*** LISTED RECORDS ***
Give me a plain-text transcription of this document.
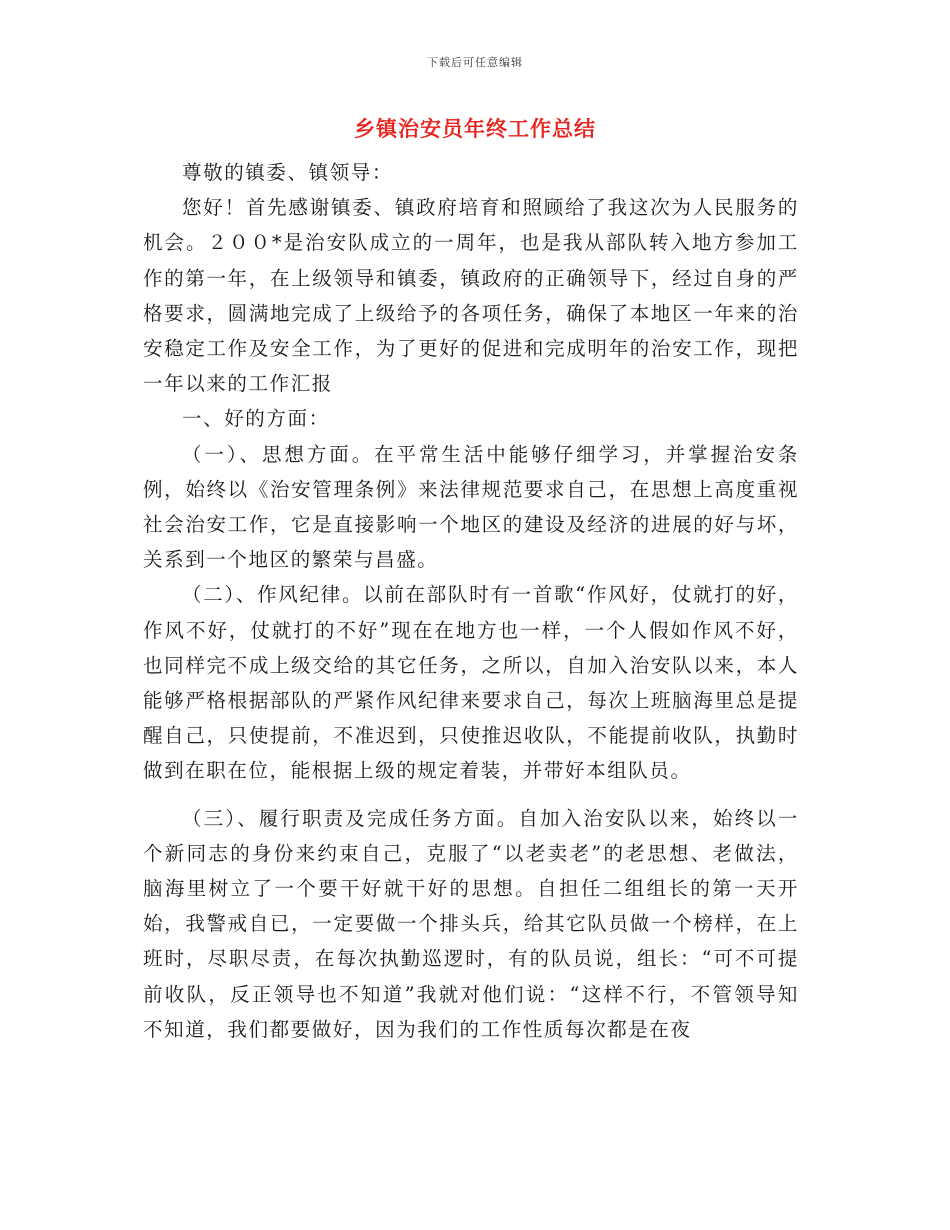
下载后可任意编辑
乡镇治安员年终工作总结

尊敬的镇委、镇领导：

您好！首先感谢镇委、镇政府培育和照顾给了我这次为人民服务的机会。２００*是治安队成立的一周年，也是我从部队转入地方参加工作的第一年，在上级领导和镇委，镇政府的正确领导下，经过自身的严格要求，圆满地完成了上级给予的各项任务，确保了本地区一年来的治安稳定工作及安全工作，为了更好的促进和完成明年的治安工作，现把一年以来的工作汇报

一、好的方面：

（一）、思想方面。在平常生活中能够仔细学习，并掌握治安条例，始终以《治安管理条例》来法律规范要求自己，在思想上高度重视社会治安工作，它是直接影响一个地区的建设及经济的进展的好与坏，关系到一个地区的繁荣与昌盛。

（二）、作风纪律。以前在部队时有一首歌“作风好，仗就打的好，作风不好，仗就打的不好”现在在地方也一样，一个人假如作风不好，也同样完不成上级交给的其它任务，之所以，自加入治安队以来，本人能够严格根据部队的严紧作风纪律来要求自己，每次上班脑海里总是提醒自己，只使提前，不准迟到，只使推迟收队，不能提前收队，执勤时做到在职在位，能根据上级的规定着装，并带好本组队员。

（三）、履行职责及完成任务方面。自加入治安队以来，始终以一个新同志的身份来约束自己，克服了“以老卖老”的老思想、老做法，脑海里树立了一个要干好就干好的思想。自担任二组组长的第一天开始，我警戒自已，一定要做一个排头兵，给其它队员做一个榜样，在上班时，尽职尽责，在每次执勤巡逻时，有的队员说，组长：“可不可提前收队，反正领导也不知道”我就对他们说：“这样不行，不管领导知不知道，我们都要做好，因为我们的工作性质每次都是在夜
***
> **INSTRUCTION**
Repeat the material verbatim. Do not carry over any picture.

> **RESULT**
Give me a plain-text transcription of this document.
下载后可任意编辑
乡镇治安员年终工作总结

尊敬的镇委、镇领导：

您好！首先感谢镇委、镇政府培育和照顾给了我这次为人民服务的机会。２００*是治安队成立的一周年，也是我从部队转入地方参加工作的第一年，在上级领导和镇委，镇政府的正确领导下，经过自身的严格要求，圆满地完成了上级给予的各项任务，确保了本地区一年来的治安稳定工作及安全工作，为了更好的促进和完成明年的治安工作，现把一年以来的工作汇报

一、好的方面：

（一）、思想方面。在平常生活中能够仔细学习，并掌握治安条例，始终以《治安管理条例》来法律规范要求自己，在思想上高度重视社会治安工作，它是直接影响一个地区的建设及经济的进展的好与坏，关系到一个地区的繁荣与昌盛。

（二）、作风纪律。以前在部队时有一首歌“作风好，仗就打的好，作风不好，仗就打的不好”现在在地方也一样，一个人假如作风不好，也同样完不成上级交给的其它任务，之所以，自加入治安队以来，本人能够严格根据部队的严紧作风纪律来要求自己，每次上班脑海里总是提醒自己，只使提前，不准迟到，只使推迟收队，不能提前收队，执勤时做到在职在位，能根据上级的规定着装，并带好本组队员。

（三）、履行职责及完成任务方面。自加入治安队以来，始终以一个新同志的身份来约束自己，克服了“以老卖老”的老思想、老做法，脑海里树立了一个要干好就干好的思想。自担任二组组长的第一天开始，我警戒自已，一定要做一个排头兵，给其它队员做一个榜样，在上班时，尽职尽责，在每次执勤巡逻时，有的队员说，组长：“可不可提前收队，反正领导也不知道”我就对他们说：“这样不行，不管领导知不知道，我们都要做好，因为我们的工作性质每次都是在夜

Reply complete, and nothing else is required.